Pull out every line below that contains the word "ФАСАДА".

RECORDS PROVIDED:
^^^^^^^^

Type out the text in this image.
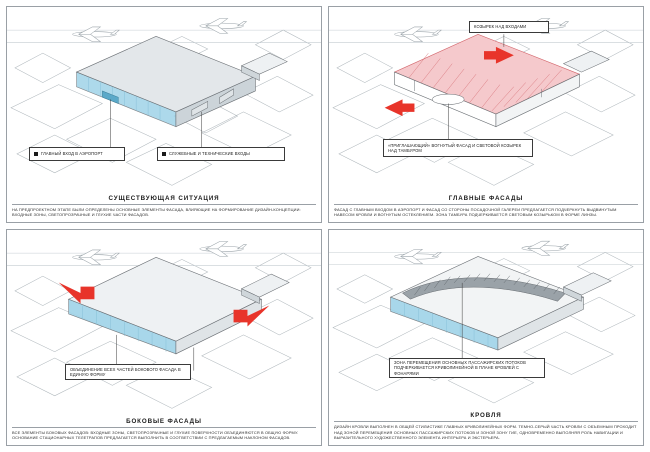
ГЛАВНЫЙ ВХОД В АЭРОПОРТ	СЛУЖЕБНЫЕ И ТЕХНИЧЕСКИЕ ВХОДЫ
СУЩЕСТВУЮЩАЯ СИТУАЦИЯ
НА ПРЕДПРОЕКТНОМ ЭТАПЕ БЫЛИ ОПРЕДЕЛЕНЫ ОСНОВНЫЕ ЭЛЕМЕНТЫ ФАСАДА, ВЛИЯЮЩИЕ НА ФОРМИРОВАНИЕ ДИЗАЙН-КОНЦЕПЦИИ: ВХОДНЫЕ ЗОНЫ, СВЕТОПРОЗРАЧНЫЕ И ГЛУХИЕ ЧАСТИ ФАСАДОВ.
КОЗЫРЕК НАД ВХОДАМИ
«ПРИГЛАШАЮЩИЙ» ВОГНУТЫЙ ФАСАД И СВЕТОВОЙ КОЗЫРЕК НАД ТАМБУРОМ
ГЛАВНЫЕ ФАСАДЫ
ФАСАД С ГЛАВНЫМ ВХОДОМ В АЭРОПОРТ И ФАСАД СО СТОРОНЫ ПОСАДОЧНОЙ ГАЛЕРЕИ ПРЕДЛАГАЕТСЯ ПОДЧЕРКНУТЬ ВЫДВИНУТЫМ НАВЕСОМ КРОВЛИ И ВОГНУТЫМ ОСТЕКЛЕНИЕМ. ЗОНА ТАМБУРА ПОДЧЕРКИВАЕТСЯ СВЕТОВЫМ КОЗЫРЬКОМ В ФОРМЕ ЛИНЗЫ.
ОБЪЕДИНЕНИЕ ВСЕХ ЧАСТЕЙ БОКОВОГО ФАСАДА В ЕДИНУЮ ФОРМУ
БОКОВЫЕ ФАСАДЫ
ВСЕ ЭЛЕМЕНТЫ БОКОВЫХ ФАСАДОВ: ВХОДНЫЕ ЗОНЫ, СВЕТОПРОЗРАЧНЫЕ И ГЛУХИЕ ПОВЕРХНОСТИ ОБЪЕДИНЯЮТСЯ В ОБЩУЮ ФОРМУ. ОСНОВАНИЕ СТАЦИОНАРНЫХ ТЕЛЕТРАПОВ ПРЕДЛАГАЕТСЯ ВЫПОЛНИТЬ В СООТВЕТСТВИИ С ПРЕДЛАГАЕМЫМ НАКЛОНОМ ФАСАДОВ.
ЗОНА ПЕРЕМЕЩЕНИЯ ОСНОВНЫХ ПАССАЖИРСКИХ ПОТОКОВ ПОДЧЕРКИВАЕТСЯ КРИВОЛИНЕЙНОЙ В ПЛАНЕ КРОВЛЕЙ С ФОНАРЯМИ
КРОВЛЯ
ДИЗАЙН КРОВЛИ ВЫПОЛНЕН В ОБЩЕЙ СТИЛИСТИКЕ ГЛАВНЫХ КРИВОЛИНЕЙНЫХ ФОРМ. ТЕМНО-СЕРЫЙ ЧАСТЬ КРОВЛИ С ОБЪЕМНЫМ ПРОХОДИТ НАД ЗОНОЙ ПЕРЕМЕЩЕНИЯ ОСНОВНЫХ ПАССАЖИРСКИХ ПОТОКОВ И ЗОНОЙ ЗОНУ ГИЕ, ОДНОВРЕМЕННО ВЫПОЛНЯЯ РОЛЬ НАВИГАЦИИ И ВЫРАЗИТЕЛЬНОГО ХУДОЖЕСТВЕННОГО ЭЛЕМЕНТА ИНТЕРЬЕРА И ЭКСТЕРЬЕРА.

^^^^^^^^

CORRECT RESULT:
НА ПРЕДПРОЕКТНОМ ЭТАПЕ БЫЛИ ОПРЕДЕЛЕНЫ ОСНОВНЫЕ ЭЛЕМЕНТЫ ФАСАДА, ВЛИЯЮЩИЕ НА ФОРМИРОВАНИЕ ДИЗАЙН-КОНЦЕПЦИИ: ВХОДНЫЕ ЗОНЫ, СВЕТОПРОЗРАЧНЫЕ И ГЛУХИЕ ЧАСТИ ФАСАДОВ.
ОБЪЕДИНЕНИЕ ВСЕХ ЧАСТЕЙ БОКОВОГО ФАСАДА В ЕДИНУЮ ФОРМУ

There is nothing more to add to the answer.